## The task
Extract every line below that contains the word "detection".

## Rows from a dataset
[START]
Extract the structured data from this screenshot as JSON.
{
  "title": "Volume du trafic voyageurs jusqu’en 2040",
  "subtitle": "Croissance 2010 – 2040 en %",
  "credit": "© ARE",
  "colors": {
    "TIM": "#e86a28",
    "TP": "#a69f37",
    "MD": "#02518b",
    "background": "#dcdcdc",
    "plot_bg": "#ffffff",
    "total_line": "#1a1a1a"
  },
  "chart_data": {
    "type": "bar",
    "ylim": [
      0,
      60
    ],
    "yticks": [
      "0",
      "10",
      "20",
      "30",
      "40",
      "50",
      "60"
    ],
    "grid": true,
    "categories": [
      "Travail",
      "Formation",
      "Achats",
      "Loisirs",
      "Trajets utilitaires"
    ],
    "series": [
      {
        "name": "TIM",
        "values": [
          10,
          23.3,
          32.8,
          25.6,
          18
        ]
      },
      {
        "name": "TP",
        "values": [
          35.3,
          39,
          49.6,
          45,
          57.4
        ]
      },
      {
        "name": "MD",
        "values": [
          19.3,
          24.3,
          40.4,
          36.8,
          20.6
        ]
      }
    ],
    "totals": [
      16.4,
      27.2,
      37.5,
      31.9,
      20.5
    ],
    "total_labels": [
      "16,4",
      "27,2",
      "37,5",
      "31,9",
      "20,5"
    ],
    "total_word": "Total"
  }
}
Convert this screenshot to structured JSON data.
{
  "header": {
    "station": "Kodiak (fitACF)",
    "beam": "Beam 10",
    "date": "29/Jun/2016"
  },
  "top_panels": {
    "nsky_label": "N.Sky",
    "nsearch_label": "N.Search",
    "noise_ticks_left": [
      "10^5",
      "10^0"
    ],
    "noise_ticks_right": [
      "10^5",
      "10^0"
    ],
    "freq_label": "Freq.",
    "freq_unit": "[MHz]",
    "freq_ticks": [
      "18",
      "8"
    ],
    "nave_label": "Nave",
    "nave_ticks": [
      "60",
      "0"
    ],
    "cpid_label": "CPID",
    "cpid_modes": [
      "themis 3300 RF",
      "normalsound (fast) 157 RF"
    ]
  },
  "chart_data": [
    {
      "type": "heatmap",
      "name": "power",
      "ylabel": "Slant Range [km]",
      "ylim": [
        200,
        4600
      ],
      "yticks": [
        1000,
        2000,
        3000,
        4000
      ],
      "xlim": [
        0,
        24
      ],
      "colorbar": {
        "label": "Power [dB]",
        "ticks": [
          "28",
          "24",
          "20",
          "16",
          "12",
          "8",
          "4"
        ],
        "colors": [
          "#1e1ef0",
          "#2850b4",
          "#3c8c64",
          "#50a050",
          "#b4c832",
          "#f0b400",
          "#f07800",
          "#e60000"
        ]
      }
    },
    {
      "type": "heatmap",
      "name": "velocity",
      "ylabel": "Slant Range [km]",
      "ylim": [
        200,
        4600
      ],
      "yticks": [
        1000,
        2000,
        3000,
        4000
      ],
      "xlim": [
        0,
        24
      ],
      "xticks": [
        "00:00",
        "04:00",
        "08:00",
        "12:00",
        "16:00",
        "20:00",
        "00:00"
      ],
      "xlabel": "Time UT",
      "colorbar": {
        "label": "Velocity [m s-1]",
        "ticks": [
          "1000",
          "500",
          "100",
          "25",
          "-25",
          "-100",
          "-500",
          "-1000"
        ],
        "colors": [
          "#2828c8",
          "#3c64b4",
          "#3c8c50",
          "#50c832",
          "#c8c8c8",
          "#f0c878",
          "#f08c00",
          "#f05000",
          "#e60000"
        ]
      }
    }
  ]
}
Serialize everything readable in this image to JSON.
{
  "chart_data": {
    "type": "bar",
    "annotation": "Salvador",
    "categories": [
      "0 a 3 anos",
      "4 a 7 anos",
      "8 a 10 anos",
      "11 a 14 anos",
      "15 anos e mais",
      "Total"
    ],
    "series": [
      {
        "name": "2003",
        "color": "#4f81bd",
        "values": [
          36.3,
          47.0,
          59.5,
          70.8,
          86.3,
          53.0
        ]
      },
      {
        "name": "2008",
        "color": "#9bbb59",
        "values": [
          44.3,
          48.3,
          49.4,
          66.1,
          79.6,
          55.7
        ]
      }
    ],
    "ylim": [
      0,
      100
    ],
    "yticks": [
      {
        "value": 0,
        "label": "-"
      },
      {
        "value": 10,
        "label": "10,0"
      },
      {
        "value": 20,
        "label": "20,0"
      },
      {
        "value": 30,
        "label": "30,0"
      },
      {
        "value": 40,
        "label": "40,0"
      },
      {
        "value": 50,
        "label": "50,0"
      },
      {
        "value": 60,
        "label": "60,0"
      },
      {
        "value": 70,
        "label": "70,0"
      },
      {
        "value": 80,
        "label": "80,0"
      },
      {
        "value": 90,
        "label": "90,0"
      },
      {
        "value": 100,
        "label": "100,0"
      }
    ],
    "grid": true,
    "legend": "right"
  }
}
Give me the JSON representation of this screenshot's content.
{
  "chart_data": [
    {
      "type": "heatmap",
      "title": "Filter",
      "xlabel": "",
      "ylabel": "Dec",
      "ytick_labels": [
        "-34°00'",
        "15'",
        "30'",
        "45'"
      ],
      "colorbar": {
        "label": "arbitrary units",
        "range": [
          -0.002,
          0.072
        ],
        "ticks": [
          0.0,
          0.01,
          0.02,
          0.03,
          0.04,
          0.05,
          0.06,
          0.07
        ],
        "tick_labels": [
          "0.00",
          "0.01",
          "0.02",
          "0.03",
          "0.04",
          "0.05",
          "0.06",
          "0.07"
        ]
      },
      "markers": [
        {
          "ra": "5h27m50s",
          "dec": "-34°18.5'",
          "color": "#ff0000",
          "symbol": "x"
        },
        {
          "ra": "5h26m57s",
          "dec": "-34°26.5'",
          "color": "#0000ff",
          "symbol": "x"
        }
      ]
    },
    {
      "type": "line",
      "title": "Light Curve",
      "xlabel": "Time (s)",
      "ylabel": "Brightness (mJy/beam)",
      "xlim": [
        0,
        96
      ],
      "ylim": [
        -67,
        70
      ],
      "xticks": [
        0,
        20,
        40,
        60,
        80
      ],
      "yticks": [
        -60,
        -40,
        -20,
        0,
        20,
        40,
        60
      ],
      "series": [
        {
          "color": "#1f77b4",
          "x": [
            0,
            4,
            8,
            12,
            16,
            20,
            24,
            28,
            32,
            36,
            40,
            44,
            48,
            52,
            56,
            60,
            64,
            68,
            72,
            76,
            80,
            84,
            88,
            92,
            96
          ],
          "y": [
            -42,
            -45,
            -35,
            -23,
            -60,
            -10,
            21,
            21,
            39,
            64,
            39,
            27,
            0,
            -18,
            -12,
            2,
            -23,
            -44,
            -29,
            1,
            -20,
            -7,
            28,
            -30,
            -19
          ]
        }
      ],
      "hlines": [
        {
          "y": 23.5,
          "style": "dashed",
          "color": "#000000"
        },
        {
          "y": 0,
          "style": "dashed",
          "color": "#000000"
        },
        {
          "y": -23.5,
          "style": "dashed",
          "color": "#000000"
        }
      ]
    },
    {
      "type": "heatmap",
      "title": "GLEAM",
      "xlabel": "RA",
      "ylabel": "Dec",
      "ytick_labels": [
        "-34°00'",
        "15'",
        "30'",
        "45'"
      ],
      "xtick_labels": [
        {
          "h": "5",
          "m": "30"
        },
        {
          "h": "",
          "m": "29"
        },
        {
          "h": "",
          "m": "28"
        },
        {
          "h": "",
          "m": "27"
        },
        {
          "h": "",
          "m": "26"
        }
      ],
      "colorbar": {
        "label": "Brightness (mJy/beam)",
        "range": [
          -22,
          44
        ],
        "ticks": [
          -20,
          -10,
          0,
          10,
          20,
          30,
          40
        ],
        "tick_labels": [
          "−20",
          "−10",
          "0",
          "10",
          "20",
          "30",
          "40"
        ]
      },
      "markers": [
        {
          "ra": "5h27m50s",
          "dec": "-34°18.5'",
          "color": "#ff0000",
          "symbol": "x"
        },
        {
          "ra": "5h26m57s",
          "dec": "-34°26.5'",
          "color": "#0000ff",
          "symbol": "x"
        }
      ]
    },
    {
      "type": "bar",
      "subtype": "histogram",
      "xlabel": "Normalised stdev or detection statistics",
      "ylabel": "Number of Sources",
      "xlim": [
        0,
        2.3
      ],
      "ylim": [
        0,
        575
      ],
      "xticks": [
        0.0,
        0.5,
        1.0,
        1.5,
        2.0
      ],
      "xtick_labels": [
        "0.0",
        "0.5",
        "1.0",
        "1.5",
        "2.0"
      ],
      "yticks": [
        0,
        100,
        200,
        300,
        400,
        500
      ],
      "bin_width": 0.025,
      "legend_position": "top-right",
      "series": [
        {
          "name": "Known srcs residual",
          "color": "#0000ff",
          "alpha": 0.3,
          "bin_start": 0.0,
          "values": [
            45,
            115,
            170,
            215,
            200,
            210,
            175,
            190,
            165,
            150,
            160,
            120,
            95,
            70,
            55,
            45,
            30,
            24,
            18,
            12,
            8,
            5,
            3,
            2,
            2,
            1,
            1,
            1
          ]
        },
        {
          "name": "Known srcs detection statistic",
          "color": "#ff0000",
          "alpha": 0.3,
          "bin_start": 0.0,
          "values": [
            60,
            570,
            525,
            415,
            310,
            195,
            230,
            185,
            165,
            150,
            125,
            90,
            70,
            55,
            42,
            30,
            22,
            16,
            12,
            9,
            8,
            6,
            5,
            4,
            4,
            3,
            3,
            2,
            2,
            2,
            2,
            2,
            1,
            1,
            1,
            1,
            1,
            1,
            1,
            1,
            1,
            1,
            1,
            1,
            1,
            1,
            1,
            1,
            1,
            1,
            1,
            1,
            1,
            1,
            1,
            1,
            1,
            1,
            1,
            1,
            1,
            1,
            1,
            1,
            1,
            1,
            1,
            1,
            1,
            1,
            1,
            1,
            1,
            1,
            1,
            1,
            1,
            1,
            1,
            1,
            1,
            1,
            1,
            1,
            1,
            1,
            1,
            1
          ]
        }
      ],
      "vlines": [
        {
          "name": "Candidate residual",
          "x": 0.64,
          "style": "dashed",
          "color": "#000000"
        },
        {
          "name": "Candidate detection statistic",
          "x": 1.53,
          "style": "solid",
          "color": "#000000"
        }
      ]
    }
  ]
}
[END]
## Exercise output
      "xlabel": "Normalised stdev or detection statistics",
          "name": "Known srcs detection statistic",
          "name": "Candidate detection statistic",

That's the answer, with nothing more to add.